| EXCERPT PROVIDED |

+---+

Most People Don’t Actually Want Change - Until Life Gives Them No Choice
- Simon Fitzpatrick

- Dec 1, 2025
- 2 min read
There’s a lie we tell ourselves.
We walk around saying things like:
“I want to change.”
“I’m ready to level up.”
“I want more out of life.”
But most of the time…that’s not true.
Most people don’t actually want change.
They want comfort with better results.
They want the outcome, not the discomfort.
They want the growth, not the stretch.
They want the breakthrough, not the friction.
I see it every day:
in execs who feel stuck
in athletes who want a PB
in parents trying to reset their lives
and in myself when I’m not brutally honest
We think we’re chasing change.
But what we’re really chasing is certainty.
Here’s the twist though:
Real change only happens in one of two situations:
1. When we choose it deliberately
2. When life forces it on us
Everything else is just “thinking about changing.”

+---+

(Element box annotations)
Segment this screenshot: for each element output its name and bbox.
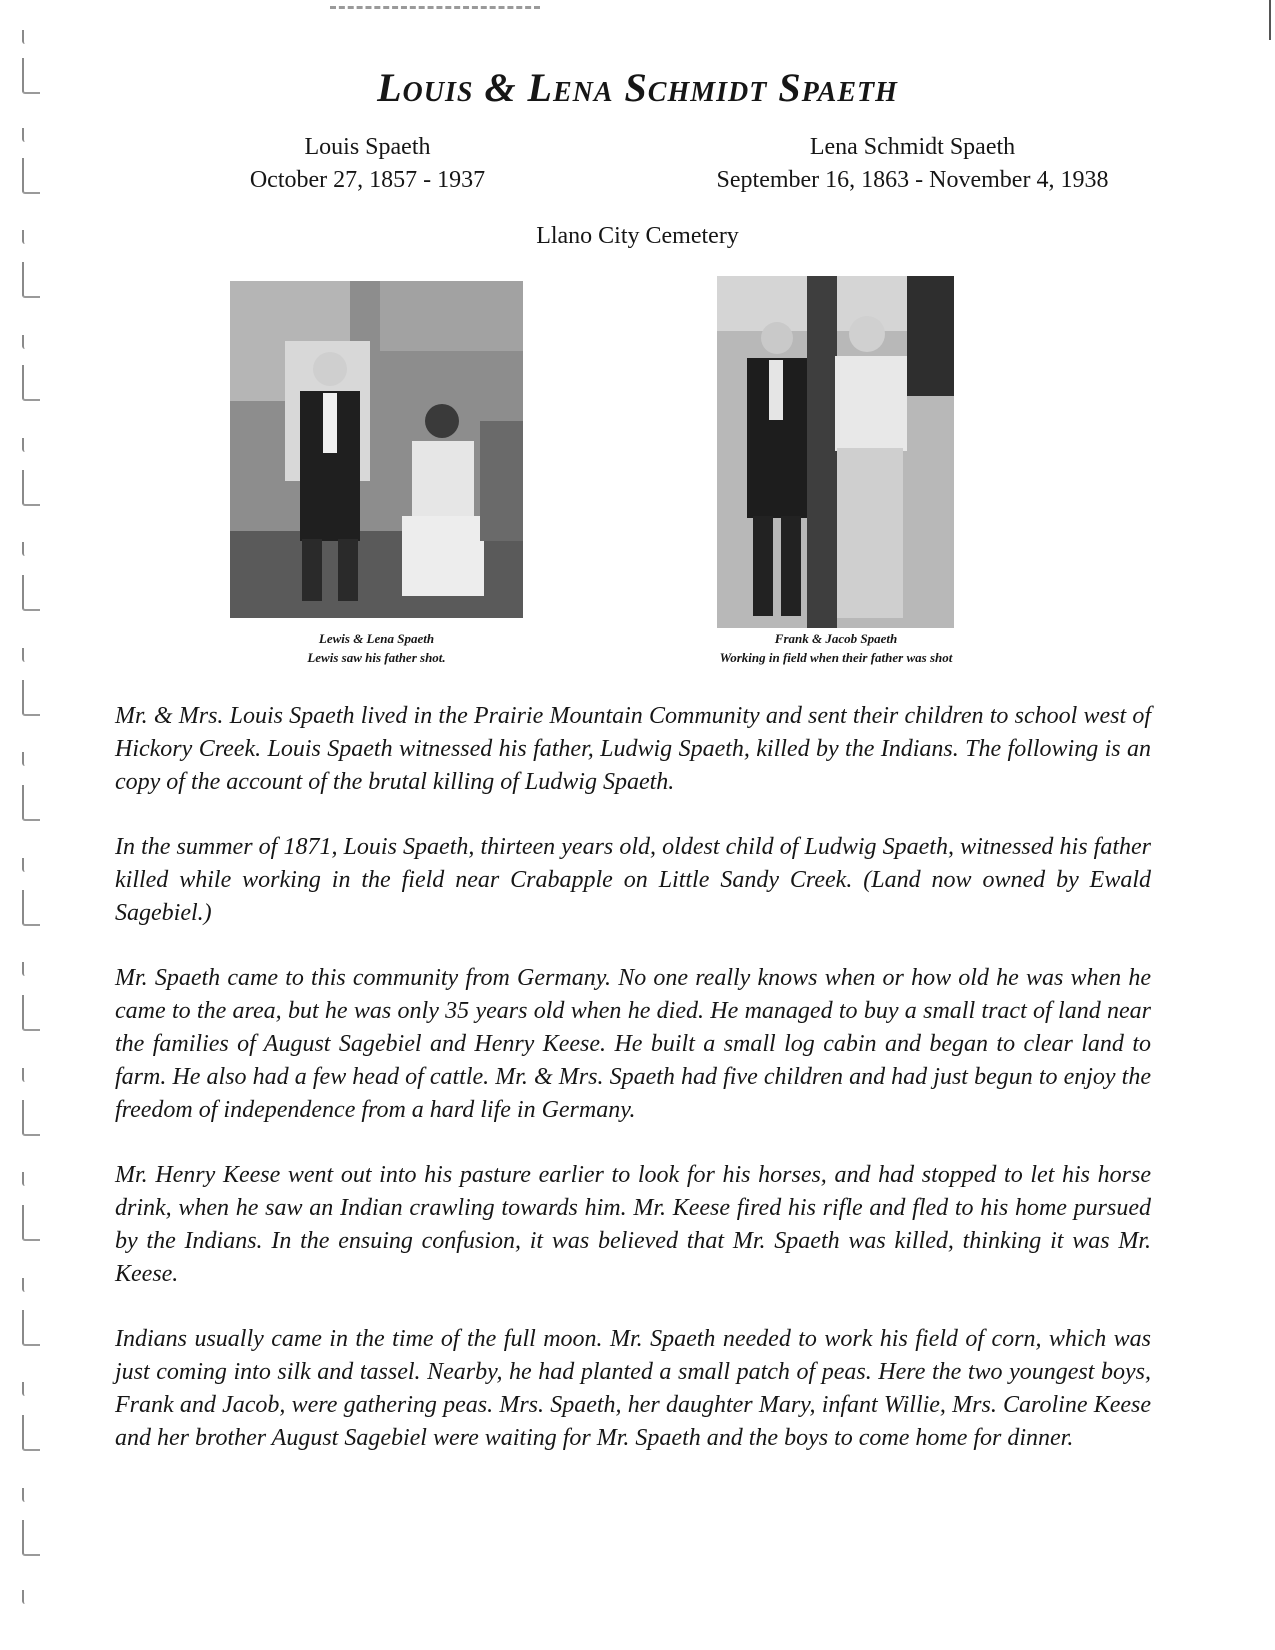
photo-lewis-and-lena	[230, 281, 523, 618]
photo2-caption-line2: Working in field when their father was shot	[719, 650, 953, 665]
paragraph: Indians usually came in the time of the full moon. Mr. Spaeth needed to work his field of corn, which was just coming into silk and tassel. Nearby, he had planted a small patch of peas. Here the two youngest boys, Frank and Jacob, were gathering peas. Mrs. Spaeth, her daughter Mary, infant Willie, Mrs. Caroline Keese and her brother August Sagebiel were waiting for Mr. Spaeth and the boys to come home for dinner.	[115, 1326, 1151, 1451]
paragraph: Mr. & Mrs. Louis Spaeth lived in the Prairie Mountain Community and sent their children to school west of Hickory Creek. Louis Spaeth witnessed his father, Ludwig Spaeth, killed by the Indians. The following is an copy of the account of the brutal killing of Ludwig Spaeth.	[115, 703, 1151, 795]
louis-dates: October 27, 1857 - 1937	[249, 167, 486, 193]
photo2-caption	[660, 629, 1012, 667]
paragraph: Mr. Spaeth came to this community from Germany. No one really knows when or how old he was when he came to the area, but he was only 35 years old when he died. He managed to buy a small tract of land near the families of August Sagebiel and Henry Keese. He built a small log cabin and began to clear land to farm. He also had a few head of cattle. Mr. & Mrs. Spaeth had five children and had just begun to enjoy the freedom of independence from a hard life in Germany.	[115, 965, 1151, 1123]
photo-frank-and-jacob	[717, 276, 954, 628]
paragraph: In the summer of 1871, Louis Spaeth, thirteen years old, oldest child of Ludwig Spaeth, witnessed his father killed while working in the field near Crabapple on Little Sandy Creek. (Land now owned by Ewald Sagebiel.)	[115, 834, 1151, 926]
paragraph: Mr. Henry Keese went out into his pasture earlier to look for his horses, and had stopped to let his horse drink, when he saw an Indian crawling towards him. Mr. Keese fired his rifle and fled to his home pursued by the Indians. In the ensuing confusion, it was believed that Mr. Spaeth was killed, thinking it was Mr. Keese.	[115, 1162, 1151, 1287]
louis-info	[195, 131, 540, 197]
lena-name: Lena Schmidt Spaeth	[809, 134, 1016, 160]
photo1-caption	[230, 629, 523, 667]
photo1-caption-line2: Lewis saw his father shot.	[307, 650, 446, 665]
article-body	[115, 700, 1151, 1487]
scan-artifact	[330, 0, 540, 9]
photo2-caption-line1: Frank & Jacob Spaeth	[774, 631, 898, 646]
photo1-caption-line1: Lewis & Lena Spaeth	[318, 631, 435, 646]
lena-dates: September 16, 1863 - November 4, 1938	[716, 167, 1109, 193]
page-edge	[1269, 0, 1271, 40]
louis-name: Louis Spaeth	[304, 134, 431, 160]
cemetery-name: Llano City Cemetery	[536, 223, 739, 249]
page-title: Louis & Lena Schmidt Spaeth	[377, 65, 898, 110]
spiral-binding	[14, 30, 48, 1630]
lena-info	[640, 131, 1185, 197]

+---+

| EXERCISE SET |
a - Answer these from the post on wanting change:
(i) What does it say most people want in place of change?
(ii) What does the writer say we are really chasing?
(iii) In which two situations does real change happen?
b - Extend the post on why people resist change, picking up after its final line.

| THE REPLIES |
a -
(i) Comfort with better results.
(ii) Certainty.
(iii) When we choose it deliberately, and when life forces it on us.

b -
The uncomfortable bit?
Most people wait for the second one.
They wait for the health scare.
They wait for the relationship breakdown.
They wait for the financial hit.
They wait until the pressure becomes too loud to ignore.
That’s when you find out who you really are - because the people who transform don’t have
a Plan B anymore.
But here’s what I’ve been learning the past few months:
You don’t need to wait for a crisis to change.
You can choose it deliberately.
You can build it intentionally.
You can create momentum on purpose.
And when you do, something shifts.
You stop being reactive.
You start becoming someone who moves before the pain arrives.
You learn to lead yourself, not be dragged by circumstances.
That’s the version of you that your future depends on.
That’s the version your kids watch.
That’s the version that gets out of the loop you’ve been stuck in for years.
Real change isn’t a moment.
It’s a decision.
And sometimes the bravest thing you can do is to stop waiting for life to force your hand -
and choose it yourself.
There’s a very specific type of pressure that shows up in life.
Not the pretend stuff.
Not the “stress of a busy week.”
Not the “I’ve got a few things on.”
I mean the real kind.
The kind that hits without asking.
The kind that doesn’t pause for breath.
The kind that strips you back to who you really are, not who you say you are.
And I’ve had plenty of that kind over the last couple of years.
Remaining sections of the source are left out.